SHORT EXERCISE
Repeat the records below exactly, leaving out any pictures.

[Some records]

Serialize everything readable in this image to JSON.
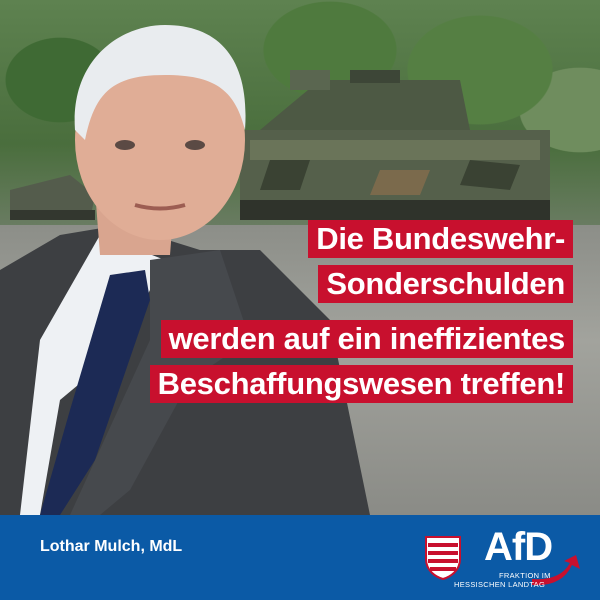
{
  "headline": {
    "lines": [
      "Die Bundeswehr-",
      "Sonderschulden",
      "werden auf ein ineffizientes",
      "Beschaffungswesen treffen!"
    ]
  },
  "footer": {
    "author": "Lothar Mulch, MdL",
    "logo_text": "AfD",
    "logo_sub1": "FRAKTION IM",
    "logo_sub2": "HESSISCHEN LANDTAG"
  },
  "colors": {
    "accent_red": "#c8102e",
    "footer_blue": "#0b5aa6"
  }
}
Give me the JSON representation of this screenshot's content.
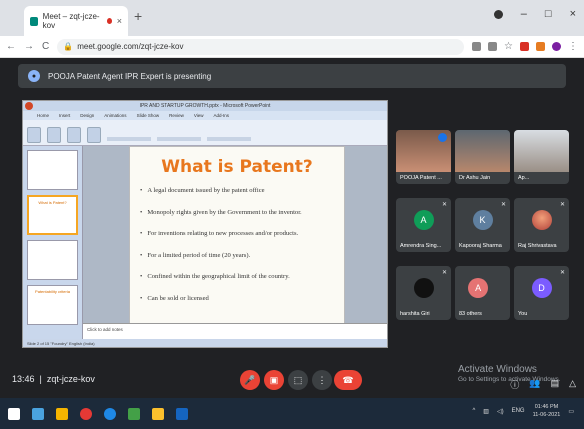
{
  "browser": {
    "tab_title": "Meet – zqt-jcze-kov",
    "url": "meet.google.com/zqt-jcze-kov",
    "nav_back": "←",
    "nav_forward": "→",
    "reload": "C",
    "new_tab": "+",
    "minimize": "–",
    "restore": "□",
    "close": "×"
  },
  "meet": {
    "presenting_banner": "POOJA Patent Agent IPR Expert is presenting",
    "meeting_time": "13:46",
    "meeting_code": "zqt-jcze-kov",
    "participants": [
      {
        "name": "POOJA Patent ...",
        "type": "photo"
      },
      {
        "name": "Dr Ashu Jain",
        "type": "photo"
      },
      {
        "name": "Ap...",
        "type": "photo"
      },
      {
        "name": "Amrendra Sing...",
        "initial": "A",
        "color": "#0f9d58"
      },
      {
        "name": "Kapooraj Sharma",
        "initial": "K",
        "color": "#5f7f9f"
      },
      {
        "name": "Raj Shrivastava",
        "type": "photo"
      },
      {
        "name": "harshita Giri",
        "type": "photo"
      },
      {
        "name": "83 others",
        "initial": "A",
        "color": "#e57373"
      },
      {
        "name": "You",
        "initial": "D",
        "color": "#7b5cff"
      }
    ],
    "activate_title": "Activate Windows",
    "activate_sub": "Go to Settings to activate Windows."
  },
  "slide": {
    "window_title": "IPR AND STARTUP GROWTH.pptx - Microsoft PowerPoint",
    "ribbon_tabs": [
      "Home",
      "Insert",
      "Design",
      "Animations",
      "Slide Show",
      "Review",
      "View",
      "Add-Ins"
    ],
    "title": "What is Patent?",
    "bullets": [
      "A legal document issued by the patent office",
      "Monopoly rights given by the Government to the inventor.",
      "For inventions relating to new processes and/or products.",
      "For a limited period of time (20 years).",
      "Confined within the geographical limit of the country.",
      "Can be sold or licensed"
    ],
    "notes_placeholder": "Click to add notes",
    "status": "Slide 2 of 15    \"Foundry\"    English (India)",
    "thumb_labels": [
      "",
      "What is Patent?",
      "",
      "Patentability criteria"
    ]
  },
  "taskbar": {
    "tray_lang": "ENG",
    "time": "01:46 PM",
    "date": "11-06-2021"
  }
}
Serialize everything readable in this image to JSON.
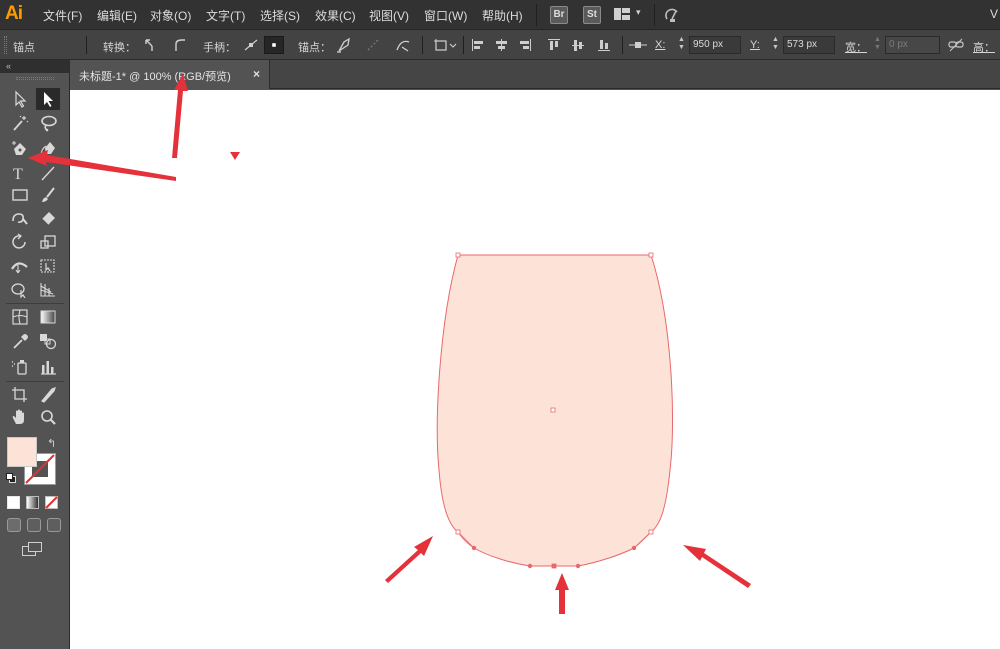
{
  "app": {
    "logo": "Ai",
    "menu": [
      "文件(F)",
      "编辑(E)",
      "对象(O)",
      "文字(T)",
      "选择(S)",
      "效果(C)",
      "视图(V)",
      "窗口(W)",
      "帮助(H)"
    ],
    "bridge_icons": [
      "Br",
      "St"
    ],
    "right_cut_text": "V"
  },
  "control_bar": {
    "context_label": "锚点",
    "convert_label": "转换：",
    "handles_label": "手柄：",
    "anchors_label": "锚点：",
    "x_label": "X:",
    "x_value": "950 px",
    "y_label": "Y:",
    "y_value": "573 px",
    "width_label": "宽：",
    "width_value": "0 px",
    "height_label": "高："
  },
  "document_tab": {
    "title": "未标题-1* @ 100% (RGB/预览)",
    "close": "×"
  },
  "tools": {
    "collapse_glyph": "«",
    "type_tool_glyph": "T",
    "swap_glyph": "↰"
  },
  "colors": {
    "menubar": "#323232",
    "controlbar": "#434343",
    "panel": "#535353",
    "fill_color": "#fde2d8",
    "path_stroke": "#e8686b",
    "annotation_red": "#e5313a",
    "logo_orange": "#ff9a00"
  }
}
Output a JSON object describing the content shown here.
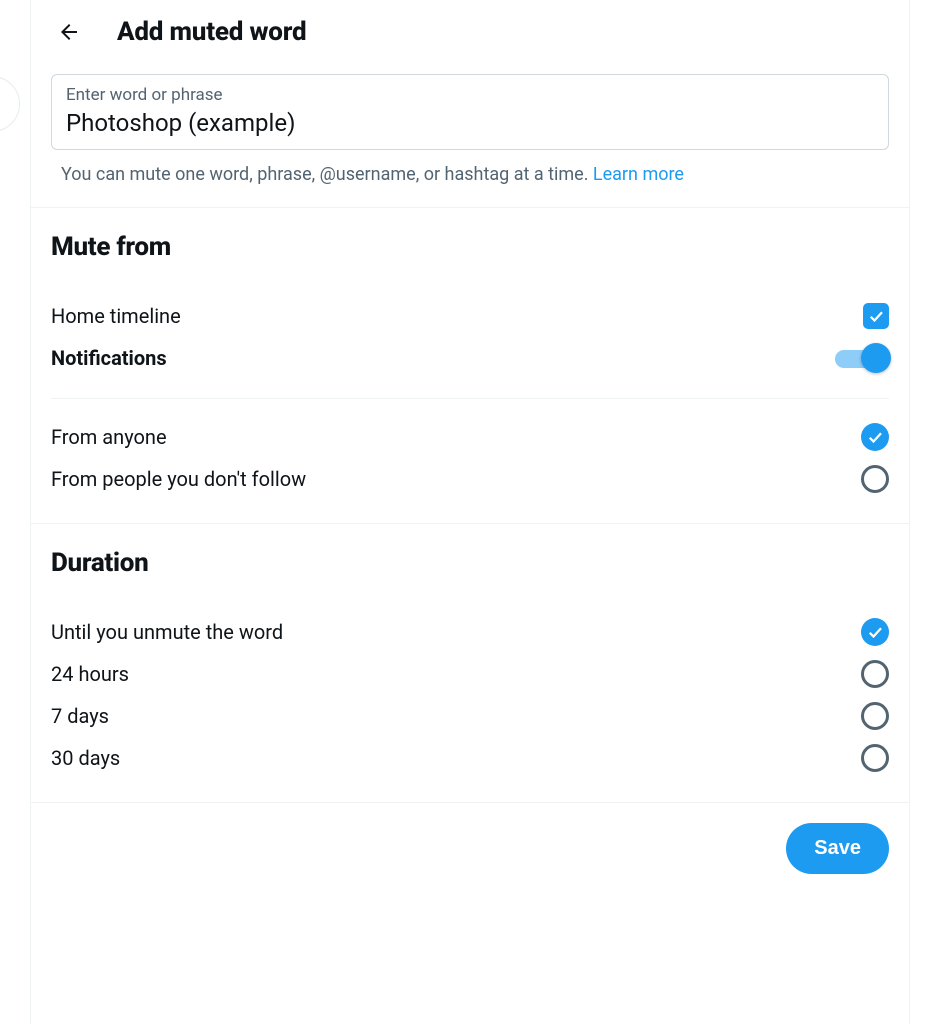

OUTPUT FOR THIS EXERCISE
Serialize everything readable in this image to JSON.
{
  "headline": {
    "lines": [
      "Die Bundeswehr-",
      "Sonderschulden",
      "werden auf ein ineffizientes",
      "Beschaffungswesen treffen!"
    ]
  },
  "footer": {
    "author": "Lothar Mulch, MdL",
    "logo_text": "AfD",
    "logo_sub1": "FRAKTION IM",
    "logo_sub2": "HESSISCHEN LANDTAG"
  },
  "colors": {
    "accent_red": "#c8102e",
    "footer_blue": "#0b5aa6"
  }
}
Give me the JSON representation of this screenshot's content.
{
  "browser": {
    "tab_title": "Meet – zqt-jcze-kov",
    "url": "meet.google.com/zqt-jcze-kov",
    "nav_back": "←",
    "nav_forward": "→",
    "reload": "C",
    "new_tab": "+",
    "minimize": "–",
    "restore": "□",
    "close": "×"
  },
  "meet": {
    "presenting_banner": "POOJA Patent Agent IPR Expert is presenting",
    "meeting_time": "13:46",
    "meeting_code": "zqt-jcze-kov",
    "participants": [
      {
        "name": "POOJA Patent ...",
        "type": "photo"
      },
      {
        "name": "Dr Ashu Jain",
        "type": "photo"
      },
      {
        "name": "Ap...",
        "type": "photo"
      },
      {
        "name": "Amrendra Sing...",
        "initial": "A",
        "color": "#0f9d58"
      },
      {
        "name": "Kapooraj Sharma",
        "initial": "K",
        "color": "#5f7f9f"
      },
      {
        "name": "Raj Shrivastava",
        "type": "photo"
      },
      {
        "name": "harshita Giri",
        "type": "photo"
      },
      {
        "name": "83 others",
        "initial": "A",
        "color": "#e57373"
      },
      {
        "name": "You",
        "initial": "D",
        "color": "#7b5cff"
      }
    ],
    "activate_title": "Activate Windows",
    "activate_sub": "Go to Settings to activate Windows."
  },
  "slide": {
    "window_title": "IPR AND STARTUP GROWTH.pptx - Microsoft PowerPoint",
    "ribbon_tabs": [
      "Home",
      "Insert",
      "Design",
      "Animations",
      "Slide Show",
      "Review",
      "View",
      "Add-Ins"
    ],
    "title": "What is Patent?",
    "bullets": [
      "A legal document issued by the patent office",
      "Monopoly rights given by the Government to the inventor.",
      "For inventions relating to new processes and/or products.",
      "For a limited period of time (20 years).",
      "Confined within the geographical limit of the country.",
      "Can be sold or licensed"
    ],
    "notes_placeholder": "Click to add notes",
    "status": "Slide 2 of 15    \"Foundry\"    English (India)",
    "thumb_labels": [
      "",
      "What is Patent?",
      "",
      "Patentability criteria"
    ]
  },
  "taskbar": {
    "tray_lang": "ENG",
    "time": "01:46 PM",
    "date": "11-06-2021"
  }
}
Serialize everything readable in this image to JSON.
{
  "app": {
    "logo": "Ai",
    "menu": [
      "文件(F)",
      "编辑(E)",
      "对象(O)",
      "文字(T)",
      "选择(S)",
      "效果(C)",
      "视图(V)",
      "窗口(W)",
      "帮助(H)"
    ],
    "bridge_icons": [
      "Br",
      "St"
    ],
    "right_cut_text": "V"
  },
  "control_bar": {
    "context_label": "锚点",
    "convert_label": "转换：",
    "handles_label": "手柄：",
    "anchors_label": "锚点：",
    "x_label": "X:",
    "x_value": "950 px",
    "y_label": "Y:",
    "y_value": "573 px",
    "width_label": "宽：",
    "width_value": "0 px",
    "height_label": "高："
  },
  "document_tab": {
    "title": "未标题-1* @ 100% (RGB/预览)",
    "close": "×"
  },
  "tools": {
    "collapse_glyph": "«",
    "type_tool_glyph": "T",
    "swap_glyph": "↰"
  },
  "colors": {
    "menubar": "#323232",
    "controlbar": "#434343",
    "panel": "#535353",
    "fill_color": "#fde2d8",
    "path_stroke": "#e8686b",
    "annotation_red": "#e5313a",
    "logo_orange": "#ff9a00"
  }
}
Output a JSON object describing the content shown here.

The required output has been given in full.